Begin

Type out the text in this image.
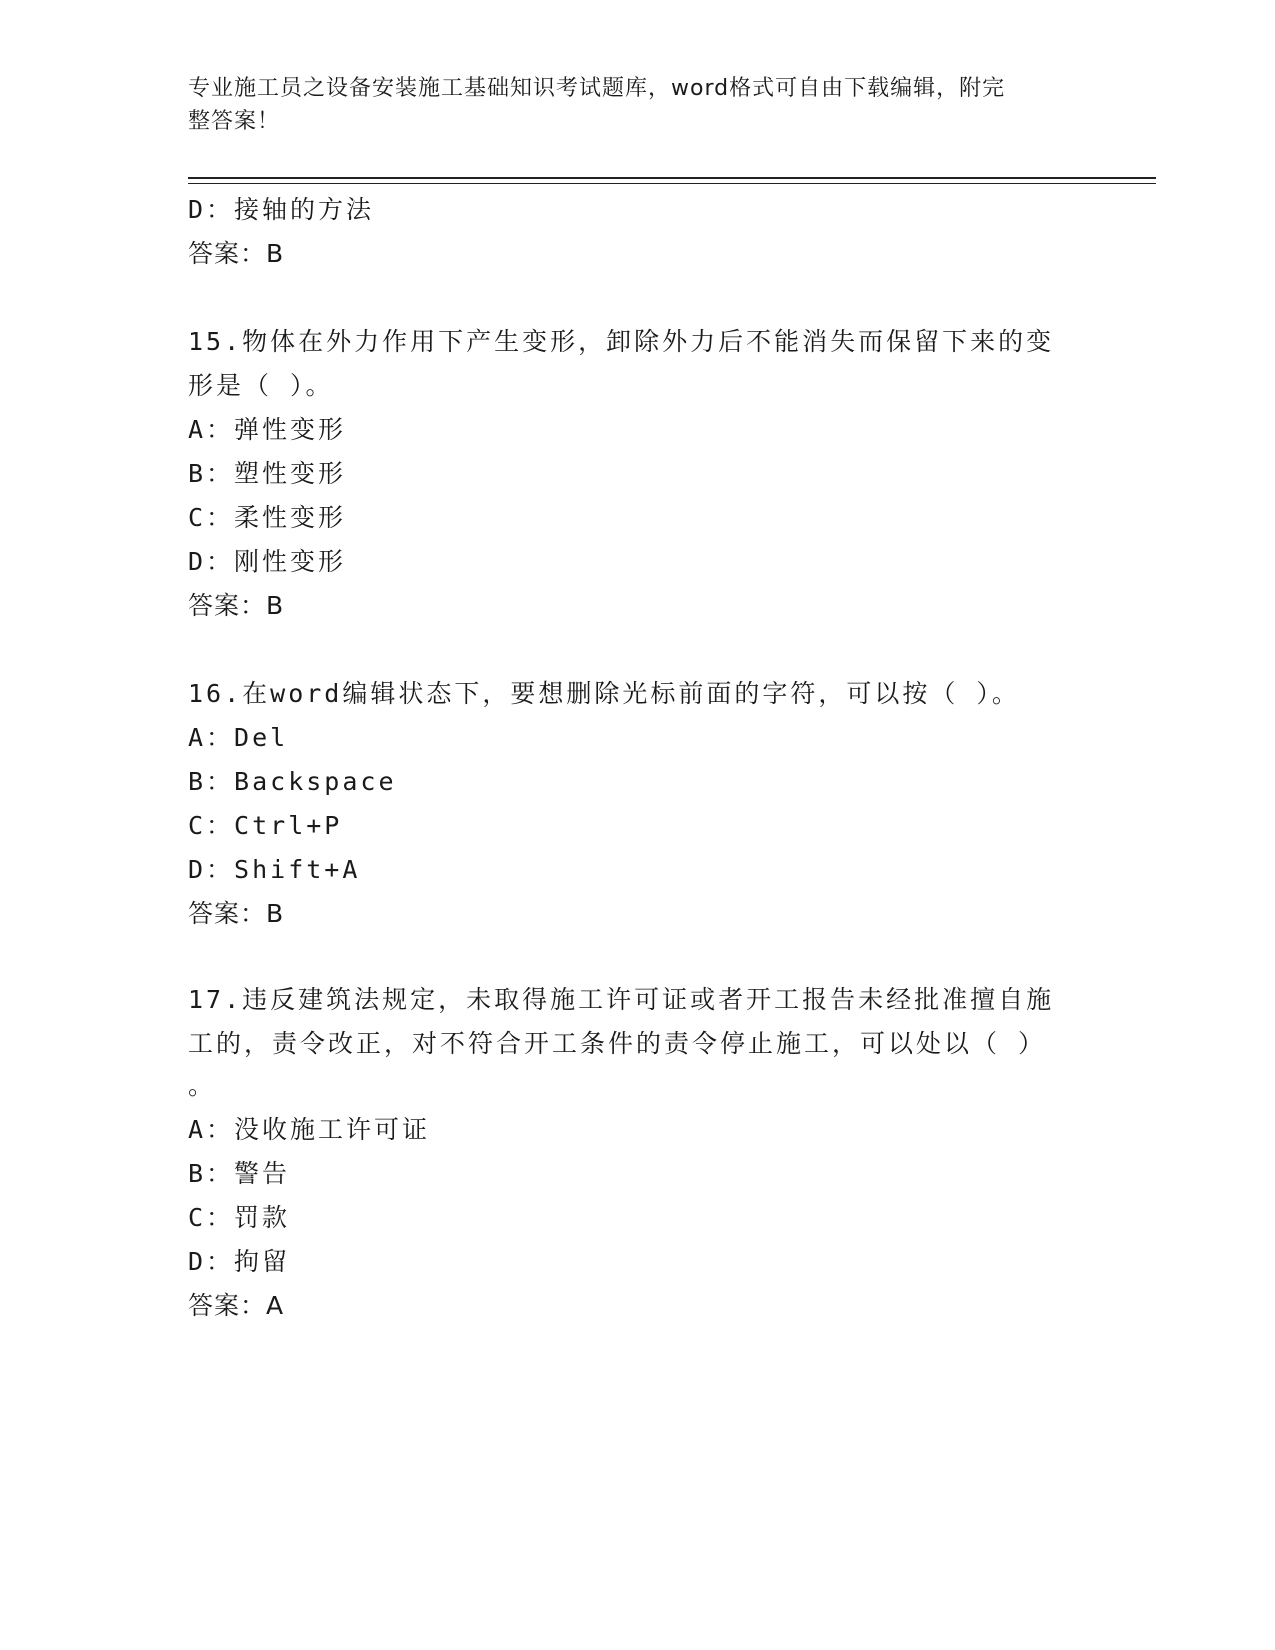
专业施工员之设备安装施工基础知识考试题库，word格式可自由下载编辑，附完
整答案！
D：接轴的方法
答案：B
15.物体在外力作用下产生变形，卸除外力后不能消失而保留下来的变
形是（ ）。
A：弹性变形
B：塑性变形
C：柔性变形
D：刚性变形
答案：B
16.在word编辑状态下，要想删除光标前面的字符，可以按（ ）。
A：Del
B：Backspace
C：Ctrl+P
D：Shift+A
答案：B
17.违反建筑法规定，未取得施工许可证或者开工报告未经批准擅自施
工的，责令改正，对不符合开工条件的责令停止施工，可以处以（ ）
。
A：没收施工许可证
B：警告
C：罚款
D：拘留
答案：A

End

The problem :: Quote every line of the records above exactly; no picture is to be copied.

Complete output ::
Type out the text in this image.
专业施工员之设备安装施工基础知识考试题库，word格式可自由下载编辑，附完
整答案！
D：接轴的方法
答案：B
15.物体在外力作用下产生变形，卸除外力后不能消失而保留下来的变
形是（ ）。
A：弹性变形
B：塑性变形
C：柔性变形
D：刚性变形
答案：B
16.在word编辑状态下，要想删除光标前面的字符，可以按（ ）。
A：Del
B：Backspace
C：Ctrl+P
D：Shift+A
答案：B
17.违反建筑法规定，未取得施工许可证或者开工报告未经批准擅自施
工的，责令改正，对不符合开工条件的责令停止施工，可以处以（ ）
。
A：没收施工许可证
B：警告
C：罚款
D：拘留
答案：A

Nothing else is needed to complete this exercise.